> **Given data**:

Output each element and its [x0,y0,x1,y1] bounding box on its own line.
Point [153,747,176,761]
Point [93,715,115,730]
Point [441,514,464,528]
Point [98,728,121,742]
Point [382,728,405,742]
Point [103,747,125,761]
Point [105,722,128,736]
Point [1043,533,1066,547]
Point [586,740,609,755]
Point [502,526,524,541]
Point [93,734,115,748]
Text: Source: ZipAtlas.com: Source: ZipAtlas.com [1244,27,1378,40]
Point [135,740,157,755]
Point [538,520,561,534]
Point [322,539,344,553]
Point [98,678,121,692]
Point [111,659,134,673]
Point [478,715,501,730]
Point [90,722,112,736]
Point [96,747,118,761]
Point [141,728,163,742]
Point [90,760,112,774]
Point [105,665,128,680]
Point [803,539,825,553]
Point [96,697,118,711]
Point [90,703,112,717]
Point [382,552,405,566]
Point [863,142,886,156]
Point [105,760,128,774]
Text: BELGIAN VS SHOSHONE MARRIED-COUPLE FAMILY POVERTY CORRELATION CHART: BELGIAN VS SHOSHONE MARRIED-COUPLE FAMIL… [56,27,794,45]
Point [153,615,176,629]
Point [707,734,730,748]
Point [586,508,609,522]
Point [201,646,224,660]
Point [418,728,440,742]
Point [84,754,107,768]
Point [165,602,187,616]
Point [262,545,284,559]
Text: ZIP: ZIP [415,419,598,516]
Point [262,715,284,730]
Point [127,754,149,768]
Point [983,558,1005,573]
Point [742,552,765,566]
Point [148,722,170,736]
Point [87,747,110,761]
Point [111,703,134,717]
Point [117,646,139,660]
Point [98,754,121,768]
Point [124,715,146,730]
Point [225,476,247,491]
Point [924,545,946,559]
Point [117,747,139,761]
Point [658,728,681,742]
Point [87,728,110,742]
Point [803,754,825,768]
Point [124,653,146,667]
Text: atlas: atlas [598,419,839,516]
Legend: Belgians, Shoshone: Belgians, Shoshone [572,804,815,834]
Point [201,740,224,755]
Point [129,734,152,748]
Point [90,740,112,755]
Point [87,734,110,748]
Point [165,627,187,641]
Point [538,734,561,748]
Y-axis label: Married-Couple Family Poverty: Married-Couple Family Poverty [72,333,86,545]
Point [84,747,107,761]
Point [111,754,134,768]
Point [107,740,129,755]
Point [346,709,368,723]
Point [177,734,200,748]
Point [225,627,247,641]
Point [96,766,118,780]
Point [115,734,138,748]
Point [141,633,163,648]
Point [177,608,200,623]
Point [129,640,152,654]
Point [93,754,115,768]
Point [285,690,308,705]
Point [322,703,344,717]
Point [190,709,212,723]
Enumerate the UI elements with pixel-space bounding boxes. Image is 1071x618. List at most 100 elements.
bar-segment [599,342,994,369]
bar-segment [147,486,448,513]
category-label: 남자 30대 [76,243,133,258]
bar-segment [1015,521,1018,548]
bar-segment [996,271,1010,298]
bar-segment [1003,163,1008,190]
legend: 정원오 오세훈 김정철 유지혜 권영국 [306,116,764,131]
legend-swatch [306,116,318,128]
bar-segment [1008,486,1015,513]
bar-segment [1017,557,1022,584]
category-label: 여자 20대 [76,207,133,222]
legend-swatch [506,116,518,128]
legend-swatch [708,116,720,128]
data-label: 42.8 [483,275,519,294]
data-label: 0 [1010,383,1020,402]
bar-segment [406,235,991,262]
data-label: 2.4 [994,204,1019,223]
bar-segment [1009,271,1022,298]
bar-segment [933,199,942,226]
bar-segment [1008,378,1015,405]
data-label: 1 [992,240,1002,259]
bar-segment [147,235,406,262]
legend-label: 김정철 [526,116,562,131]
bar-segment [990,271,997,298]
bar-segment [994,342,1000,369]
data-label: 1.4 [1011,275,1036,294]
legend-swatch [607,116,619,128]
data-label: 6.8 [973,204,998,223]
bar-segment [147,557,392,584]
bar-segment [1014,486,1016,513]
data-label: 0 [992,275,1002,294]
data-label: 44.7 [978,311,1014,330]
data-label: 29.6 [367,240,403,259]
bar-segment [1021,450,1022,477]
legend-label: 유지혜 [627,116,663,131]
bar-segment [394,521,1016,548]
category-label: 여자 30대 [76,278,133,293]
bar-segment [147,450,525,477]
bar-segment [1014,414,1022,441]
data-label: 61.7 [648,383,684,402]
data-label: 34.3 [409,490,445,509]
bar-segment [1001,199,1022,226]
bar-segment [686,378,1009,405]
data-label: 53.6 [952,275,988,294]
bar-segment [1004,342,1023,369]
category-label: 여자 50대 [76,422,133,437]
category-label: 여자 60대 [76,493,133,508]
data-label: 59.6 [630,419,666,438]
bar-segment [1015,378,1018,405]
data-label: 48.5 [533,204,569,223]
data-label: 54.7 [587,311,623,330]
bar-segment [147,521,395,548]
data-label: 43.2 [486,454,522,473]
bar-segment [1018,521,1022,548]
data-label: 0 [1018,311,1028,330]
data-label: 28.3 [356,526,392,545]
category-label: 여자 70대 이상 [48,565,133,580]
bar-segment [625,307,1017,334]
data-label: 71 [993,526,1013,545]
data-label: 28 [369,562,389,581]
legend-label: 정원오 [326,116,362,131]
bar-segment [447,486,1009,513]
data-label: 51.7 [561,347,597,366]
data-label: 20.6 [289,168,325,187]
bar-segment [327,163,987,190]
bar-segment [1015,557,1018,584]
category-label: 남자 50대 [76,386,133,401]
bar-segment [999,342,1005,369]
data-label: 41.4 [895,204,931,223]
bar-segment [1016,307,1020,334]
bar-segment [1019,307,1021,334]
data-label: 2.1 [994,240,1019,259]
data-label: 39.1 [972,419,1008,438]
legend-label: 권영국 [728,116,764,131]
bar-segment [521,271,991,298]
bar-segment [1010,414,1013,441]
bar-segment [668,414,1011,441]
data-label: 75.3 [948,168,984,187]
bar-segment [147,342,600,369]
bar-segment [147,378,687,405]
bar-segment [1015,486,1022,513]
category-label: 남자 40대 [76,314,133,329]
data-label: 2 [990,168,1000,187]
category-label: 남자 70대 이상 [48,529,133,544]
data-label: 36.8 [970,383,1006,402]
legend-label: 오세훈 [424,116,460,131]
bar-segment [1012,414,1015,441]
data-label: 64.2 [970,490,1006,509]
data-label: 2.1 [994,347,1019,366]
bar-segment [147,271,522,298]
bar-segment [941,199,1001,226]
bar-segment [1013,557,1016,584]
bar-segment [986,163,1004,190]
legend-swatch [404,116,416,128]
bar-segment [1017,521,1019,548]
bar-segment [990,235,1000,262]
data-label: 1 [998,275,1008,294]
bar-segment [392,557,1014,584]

> **What is being asked**: Please arrange every line of the listing above as a numbered list, leaving out any blank lines.

> **Response for this exercise**:
1. Output each element and its [x0,y0,x1,y1] bounding box on its own line.
2. Point [153,747,176,761]
3. Point [93,715,115,730]
4. Point [441,514,464,528]
5. Point [98,728,121,742]
6. Point [382,728,405,742]
7. Point [103,747,125,761]
8. Point [105,722,128,736]
9. Point [1043,533,1066,547]
10. Point [586,740,609,755]
11. Point [502,526,524,541]
12. Point [93,734,115,748]
13. Text: Source: ZipAtlas.com: Source: ZipAtlas.com [1244,27,1378,40]
14. Point [135,740,157,755]
15. Point [538,520,561,534]
16. Point [322,539,344,553]
17. Point [98,678,121,692]
18. Point [111,659,134,673]
19. Point [478,715,501,730]
20. Point [90,722,112,736]
21. Point [96,747,118,761]
22. Point [141,728,163,742]
23. Point [90,760,112,774]
24. Point [105,665,128,680]
25. Point [803,539,825,553]
26. Point [96,697,118,711]
27. Point [90,703,112,717]
28. Point [382,552,405,566]
29. Point [863,142,886,156]
30. Point [105,760,128,774]
31. Text: BELGIAN VS SHOSHONE MARRIED-COUPLE FAMILY POVERTY CORRELATION CHART: BELGIAN VS SHOSHONE MARRIED-COUPLE FAMIL… [56,27,794,45]
32. Point [153,615,176,629]
33. Point [707,734,730,748]
34. Point [586,508,609,522]
35. Point [201,646,224,660]
36. Point [418,728,440,742]
37. Point [84,754,107,768]
38. Point [165,602,187,616]
39. Point [262,545,284,559]
40. Text: ZIP: ZIP [415,419,598,516]
41. Point [262,715,284,730]
42. Point [127,754,149,768]
43. Point [983,558,1005,573]
44. Point [742,552,765,566]
45. Point [148,722,170,736]
46. Point [87,747,110,761]
47. Point [111,703,134,717]
48. Point [117,646,139,660]
49. Point [98,754,121,768]
50. Point [124,715,146,730]
51. Point [225,476,247,491]
52. Point [924,545,946,559]
53. Point [117,747,139,761]
54. Point [658,728,681,742]
55. Point [87,728,110,742]
56. Point [803,754,825,768]
57. Point [124,653,146,667]
58. Text: atlas: atlas [598,419,839,516]
59. Legend: Belgians, Shoshone: Belgians, Shoshone [572,804,815,834]
60. Point [201,740,224,755]
61. Point [129,734,152,748]
62. Point [90,740,112,755]
63. Point [87,734,110,748]
64. Point [165,627,187,641]
65. Point [538,734,561,748]
66. Y-axis label: Married-Couple Family Poverty: Married-Couple Family Poverty [72,333,86,545]
67. Point [84,747,107,761]
68. Point [111,754,134,768]
69. Point [107,740,129,755]
70. Point [346,709,368,723]
71. Point [177,734,200,748]
72. Point [225,627,247,641]
73. Point [96,766,118,780]
74. Point [115,734,138,748]
75. Point [141,633,163,648]
76. Point [177,608,200,623]
77. Point [129,640,152,654]
78. Point [93,754,115,768]
79. Point [285,690,308,705]
80. Point [322,703,344,717]
81. Point [190,709,212,723]
82. Enumerate the UI elements with pixel-space bounding boxes. Image is 1071x618. List at most 100 elements.
83. bar-segment [599,342,994,369]
84. bar-segment [147,486,448,513]
85. category-label: 남자 30대 [76,243,133,258]
86. bar-segment [1015,521,1018,548]
87. bar-segment [996,271,1010,298]
88. bar-segment [1003,163,1008,190]
89. legend: 정원오 오세훈 김정철 유지혜 권영국 [306,116,764,131]
90. legend-swatch [306,116,318,128]
91. bar-segment [1008,486,1015,513]
92. bar-segment [1017,557,1022,584]
93. category-label: 여자 20대 [76,207,133,222]
94. legend-swatch [506,116,518,128]
95. legend-swatch [708,116,720,128]
96. data-label: 42.8 [483,275,519,294]
97. data-label: 0 [1010,383,1020,402]
98. bar-segment [406,235,991,262]
99. data-label: 2.4 [994,204,1019,223]
100. bar-segment [1009,271,1022,298]
101. bar-segment [933,199,942,226]
102. bar-segment [1008,378,1015,405]
103. data-label: 1 [992,240,1002,259]
104. bar-segment [147,235,406,262]
105. legend-label: 김정철 [526,116,562,131]
106. bar-segment [990,271,997,298]
107. bar-segment [994,342,1000,369]
108. data-label: 1.4 [1011,275,1036,294]
109. legend-swatch [607,116,619,128]
110. data-label: 6.8 [973,204,998,223]
111. bar-segment [147,557,392,584]
112. bar-segment [1014,486,1016,513]
113. data-label: 0 [992,275,1002,294]
114. data-label: 44.7 [978,311,1014,330]
115. data-label: 29.6 [367,240,403,259]
116. bar-segment [1021,450,1022,477]
117. legend-label: 유지혜 [627,116,663,131]
118. bar-segment [394,521,1016,548]
119. category-label: 여자 30대 [76,278,133,293]
120. bar-segment [147,450,525,477]
121. bar-segment [1014,414,1022,441]
122. data-label: 61.7 [648,383,684,402]
123. data-label: 34.3 [409,490,445,509]
124. bar-segment [1001,199,1022,226]
125. bar-segment [686,378,1009,405]
126. data-label: 53.6 [952,275,988,294]
127. bar-segment [1004,342,1023,369]
128. category-label: 여자 50대 [76,422,133,437]
129. category-label: 여자 60대 [76,493,133,508]
130. data-label: 59.6 [630,419,666,438]
131. bar-segment [1015,378,1018,405]
132. data-label: 48.5 [533,204,569,223]
133. data-label: 54.7 [587,311,623,330]
134. bar-segment [147,521,395,548]
135. data-label: 43.2 [486,454,522,473]
136. bar-segment [1018,521,1022,548]
137. data-label: 0 [1018,311,1028,330]
138. data-label: 28.3 [356,526,392,545]
139. category-label: 여자 70대 이상 [48,565,133,580]
140. bar-segment [625,307,1017,334]
141. data-label: 71 [993,526,1013,545]
142. data-label: 28 [369,562,389,581]
143. legend-label: 정원오 [326,116,362,131]
144. bar-segment [447,486,1009,513]
145. data-label: 51.7 [561,347,597,366]
146. data-label: 20.6 [289,168,325,187]
147. bar-segment [327,163,987,190]
148. bar-segment [1015,557,1018,584]
149. category-label: 남자 50대 [76,386,133,401]
150. bar-segment [999,342,1005,369]
151. data-label: 41.4 [895,204,931,223]
152. bar-segment [1016,307,1020,334]
153. bar-segment [1019,307,1021,334]
154. data-label: 2.1 [994,240,1019,259]
155. data-label: 39.1 [972,419,1008,438]
156. legend-label: 권영국 [728,116,764,131]
157. bar-segment [521,271,991,298]
158. bar-segment [1010,414,1013,441]
159. bar-segment [668,414,1011,441]
160. data-label: 75.3 [948,168,984,187]
161. bar-segment [147,342,600,369]
162. bar-segment [147,378,687,405]
163. bar-segment [1015,486,1022,513]
164. category-label: 남자 40대 [76,314,133,329]
165. data-label: 2 [990,168,1000,187]
166. category-label: 남자 70대 이상 [48,529,133,544]
167. data-label: 36.8 [970,383,1006,402]
168. legend-label: 오세훈 [424,116,460,131]
169. bar-segment [1012,414,1015,441]
170. data-label: 64.2 [970,490,1006,509]
171. data-label: 2.1 [994,347,1019,366]
172. bar-segment [147,271,522,298]
173. bar-segment [941,199,1001,226]
174. bar-segment [1013,557,1016,584]
175. bar-segment [986,163,1004,190]
176. legend-swatch [404,116,416,128]
177. bar-segment [1017,521,1019,548]
178. bar-segment [990,235,1000,262]
179. data-label: 1 [998,275,1008,294]
180. bar-segment [392,557,1014,584]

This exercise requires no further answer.